• _To be done_
Write out every entry, unchanged. Skip any picture.
-- Start Provided records --
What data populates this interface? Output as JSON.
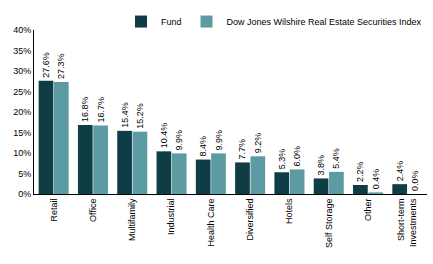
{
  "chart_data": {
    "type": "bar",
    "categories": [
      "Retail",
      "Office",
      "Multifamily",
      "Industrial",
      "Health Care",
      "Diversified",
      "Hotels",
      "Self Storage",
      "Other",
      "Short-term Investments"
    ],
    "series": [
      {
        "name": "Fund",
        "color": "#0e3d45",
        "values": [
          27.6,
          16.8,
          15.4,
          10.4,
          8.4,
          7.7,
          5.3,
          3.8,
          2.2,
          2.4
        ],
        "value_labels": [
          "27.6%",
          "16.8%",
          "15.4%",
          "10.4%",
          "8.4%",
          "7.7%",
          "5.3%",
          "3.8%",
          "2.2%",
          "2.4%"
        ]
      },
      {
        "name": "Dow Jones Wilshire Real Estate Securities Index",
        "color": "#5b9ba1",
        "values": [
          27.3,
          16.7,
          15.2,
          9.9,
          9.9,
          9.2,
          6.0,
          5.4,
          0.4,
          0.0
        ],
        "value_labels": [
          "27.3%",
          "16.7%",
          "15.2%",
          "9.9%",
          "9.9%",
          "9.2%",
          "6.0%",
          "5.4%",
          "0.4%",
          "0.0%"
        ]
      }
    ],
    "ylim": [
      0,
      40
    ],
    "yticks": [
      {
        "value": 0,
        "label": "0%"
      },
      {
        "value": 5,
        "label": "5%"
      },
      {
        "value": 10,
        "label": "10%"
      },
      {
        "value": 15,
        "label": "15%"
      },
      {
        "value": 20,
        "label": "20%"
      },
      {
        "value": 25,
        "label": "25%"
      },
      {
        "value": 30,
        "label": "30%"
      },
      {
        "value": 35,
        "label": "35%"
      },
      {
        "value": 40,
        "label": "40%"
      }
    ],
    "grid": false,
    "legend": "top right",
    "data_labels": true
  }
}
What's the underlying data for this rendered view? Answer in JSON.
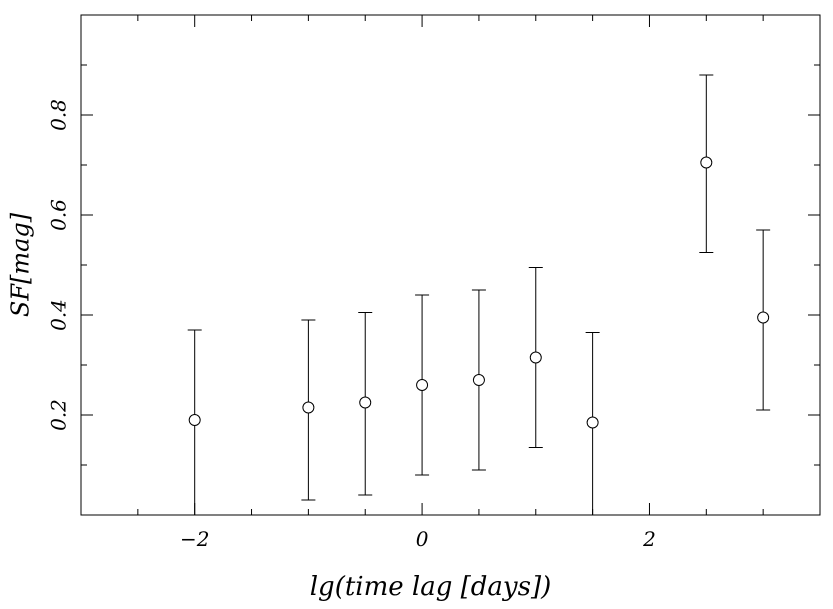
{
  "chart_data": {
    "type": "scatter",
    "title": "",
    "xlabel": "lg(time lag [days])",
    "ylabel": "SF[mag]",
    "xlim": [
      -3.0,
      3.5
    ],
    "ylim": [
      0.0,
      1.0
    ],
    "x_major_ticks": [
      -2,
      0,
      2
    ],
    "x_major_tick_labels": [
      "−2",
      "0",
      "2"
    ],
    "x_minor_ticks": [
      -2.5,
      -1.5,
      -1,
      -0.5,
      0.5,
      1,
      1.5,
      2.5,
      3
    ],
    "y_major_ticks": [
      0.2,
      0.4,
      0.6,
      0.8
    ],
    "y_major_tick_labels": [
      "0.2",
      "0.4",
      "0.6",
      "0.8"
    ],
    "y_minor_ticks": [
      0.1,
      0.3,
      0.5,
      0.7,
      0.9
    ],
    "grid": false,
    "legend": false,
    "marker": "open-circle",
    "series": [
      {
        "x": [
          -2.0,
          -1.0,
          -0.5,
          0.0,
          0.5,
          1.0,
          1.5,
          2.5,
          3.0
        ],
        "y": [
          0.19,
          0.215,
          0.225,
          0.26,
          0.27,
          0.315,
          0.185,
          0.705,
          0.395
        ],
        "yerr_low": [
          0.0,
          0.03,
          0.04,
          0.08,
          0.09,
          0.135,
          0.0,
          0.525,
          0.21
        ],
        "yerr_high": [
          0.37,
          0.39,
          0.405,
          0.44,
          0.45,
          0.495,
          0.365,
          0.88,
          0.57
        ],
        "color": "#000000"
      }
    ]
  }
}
-- End Provided records --
• _Output below_
What data populates this interface? Output as JSON.
{
  "chart_data": {
    "type": "bar",
    "categories": [
      "Retail",
      "Office",
      "Multifamily",
      "Industrial",
      "Health Care",
      "Diversified",
      "Hotels",
      "Self Storage",
      "Other",
      "Short-term Investments"
    ],
    "series": [
      {
        "name": "Fund",
        "color": "#0e3d45",
        "values": [
          27.6,
          16.8,
          15.4,
          10.4,
          8.4,
          7.7,
          5.3,
          3.8,
          2.2,
          2.4
        ],
        "value_labels": [
          "27.6%",
          "16.8%",
          "15.4%",
          "10.4%",
          "8.4%",
          "7.7%",
          "5.3%",
          "3.8%",
          "2.2%",
          "2.4%"
        ]
      },
      {
        "name": "Dow Jones Wilshire Real Estate Securities Index",
        "color": "#5b9ba1",
        "values": [
          27.3,
          16.7,
          15.2,
          9.9,
          9.9,
          9.2,
          6.0,
          5.4,
          0.4,
          0.0
        ],
        "value_labels": [
          "27.3%",
          "16.7%",
          "15.2%",
          "9.9%",
          "9.9%",
          "9.2%",
          "6.0%",
          "5.4%",
          "0.4%",
          "0.0%"
        ]
      }
    ],
    "ylim": [
      0,
      40
    ],
    "yticks": [
      {
        "value": 0,
        "label": "0%"
      },
      {
        "value": 5,
        "label": "5%"
      },
      {
        "value": 10,
        "label": "10%"
      },
      {
        "value": 15,
        "label": "15%"
      },
      {
        "value": 20,
        "label": "20%"
      },
      {
        "value": 25,
        "label": "25%"
      },
      {
        "value": 30,
        "label": "30%"
      },
      {
        "value": 35,
        "label": "35%"
      },
      {
        "value": 40,
        "label": "40%"
      }
    ],
    "grid": false,
    "legend": "top right",
    "data_labels": true
  }
}
What's the underlying data for this rendered view? Answer in JSON.
{
  "chart_data": {
    "type": "scatter",
    "title": "",
    "xlabel": "lg(time lag [days])",
    "ylabel": "SF[mag]",
    "xlim": [
      -3.0,
      3.5
    ],
    "ylim": [
      0.0,
      1.0
    ],
    "x_major_ticks": [
      -2,
      0,
      2
    ],
    "x_major_tick_labels": [
      "−2",
      "0",
      "2"
    ],
    "x_minor_ticks": [
      -2.5,
      -1.5,
      -1,
      -0.5,
      0.5,
      1,
      1.5,
      2.5,
      3
    ],
    "y_major_ticks": [
      0.2,
      0.4,
      0.6,
      0.8
    ],
    "y_major_tick_labels": [
      "0.2",
      "0.4",
      "0.6",
      "0.8"
    ],
    "y_minor_ticks": [
      0.1,
      0.3,
      0.5,
      0.7,
      0.9
    ],
    "grid": false,
    "legend": false,
    "marker": "open-circle",
    "series": [
      {
        "x": [
          -2.0,
          -1.0,
          -0.5,
          0.0,
          0.5,
          1.0,
          1.5,
          2.5,
          3.0
        ],
        "y": [
          0.19,
          0.215,
          0.225,
          0.26,
          0.27,
          0.315,
          0.185,
          0.705,
          0.395
        ],
        "yerr_low": [
          0.0,
          0.03,
          0.04,
          0.08,
          0.09,
          0.135,
          0.0,
          0.525,
          0.21
        ],
        "yerr_high": [
          0.37,
          0.39,
          0.405,
          0.44,
          0.45,
          0.495,
          0.365,
          0.88,
          0.57
        ],
        "color": "#000000"
      }
    ]
  }
}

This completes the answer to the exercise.